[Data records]
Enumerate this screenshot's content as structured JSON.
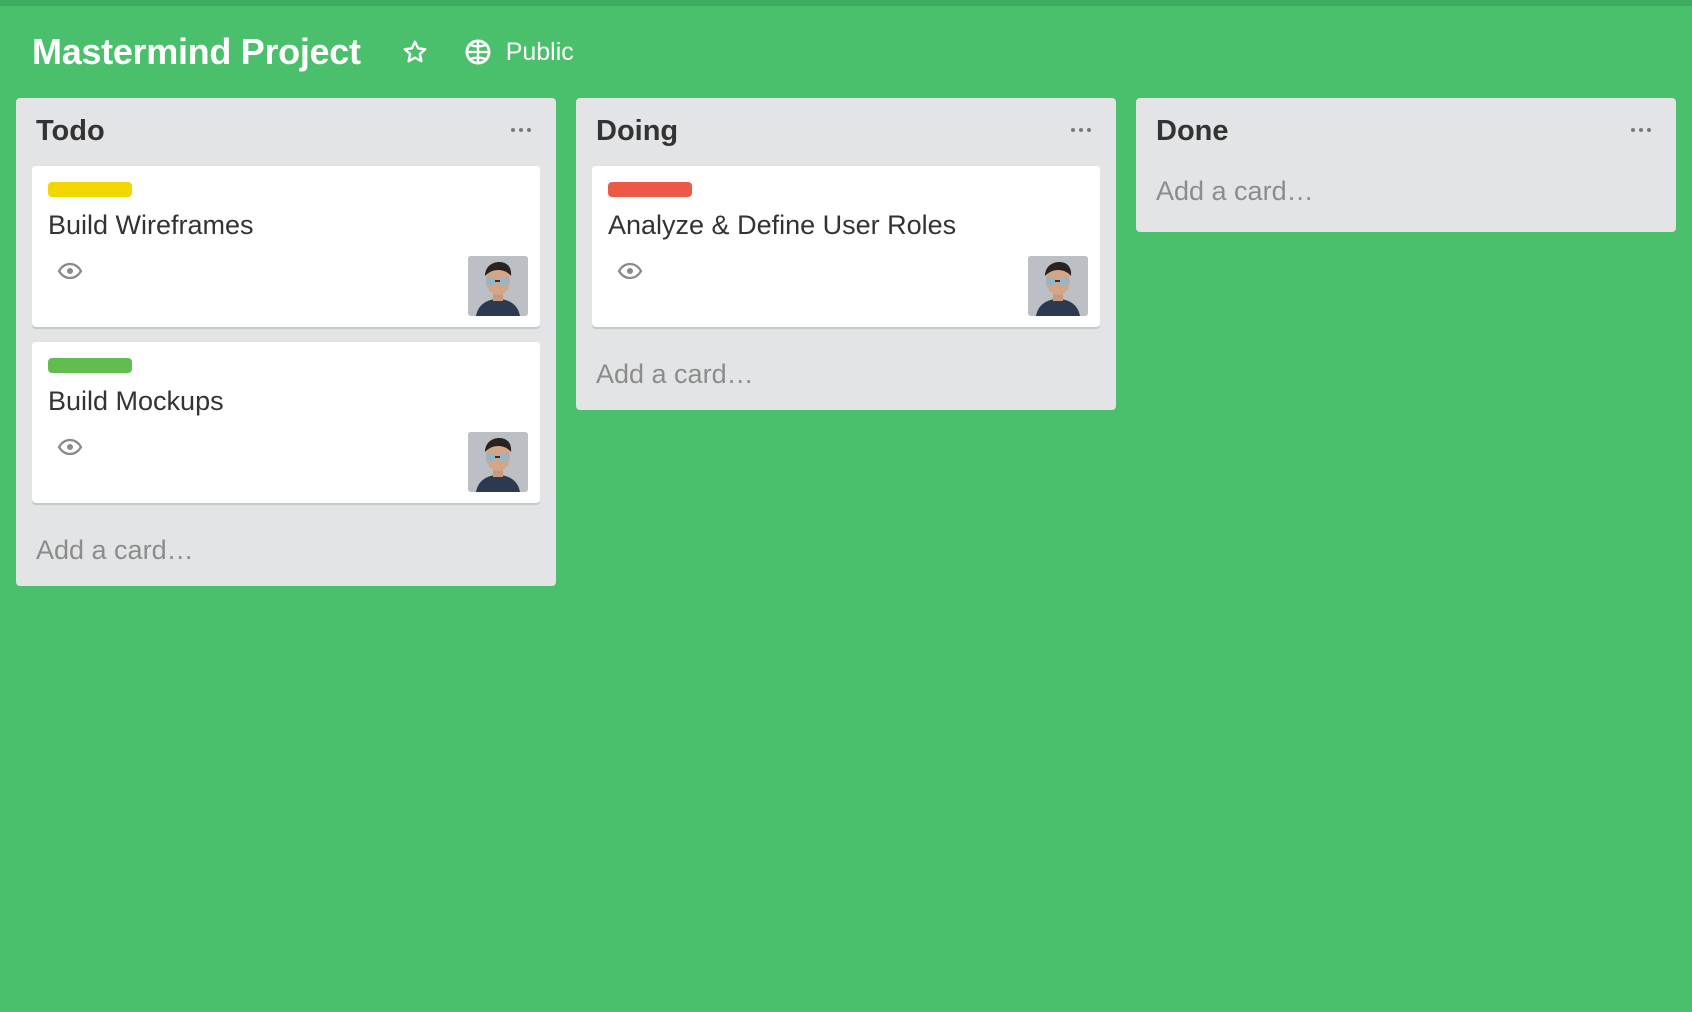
{
  "board": {
    "title": "Mastermind Project",
    "visibility": "Public",
    "background_color": "#4bc06c"
  },
  "icons": {
    "star": "star-icon",
    "visibility": "globe-icon",
    "list_menu": "ellipsis-icon",
    "watch": "eye-icon"
  },
  "lists": [
    {
      "title": "Todo",
      "cards": [
        {
          "title": "Build Wireframes",
          "label_color": "#f2d600"
        },
        {
          "title": "Build Mockups",
          "label_color": "#61bd4f"
        }
      ],
      "add_card": "Add a card…"
    },
    {
      "title": "Doing",
      "cards": [
        {
          "title": "Analyze & Define User Roles",
          "label_color": "#eb5a46"
        }
      ],
      "add_card": "Add a card…"
    },
    {
      "title": "Done",
      "cards": [],
      "add_card": "Add a card…"
    }
  ]
}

## SET TASK
Look through the data above. Copy every line with the string "visibility" in it.

## TASK ANSWER
    "visibility": "Public",
    "visibility": "globe-icon",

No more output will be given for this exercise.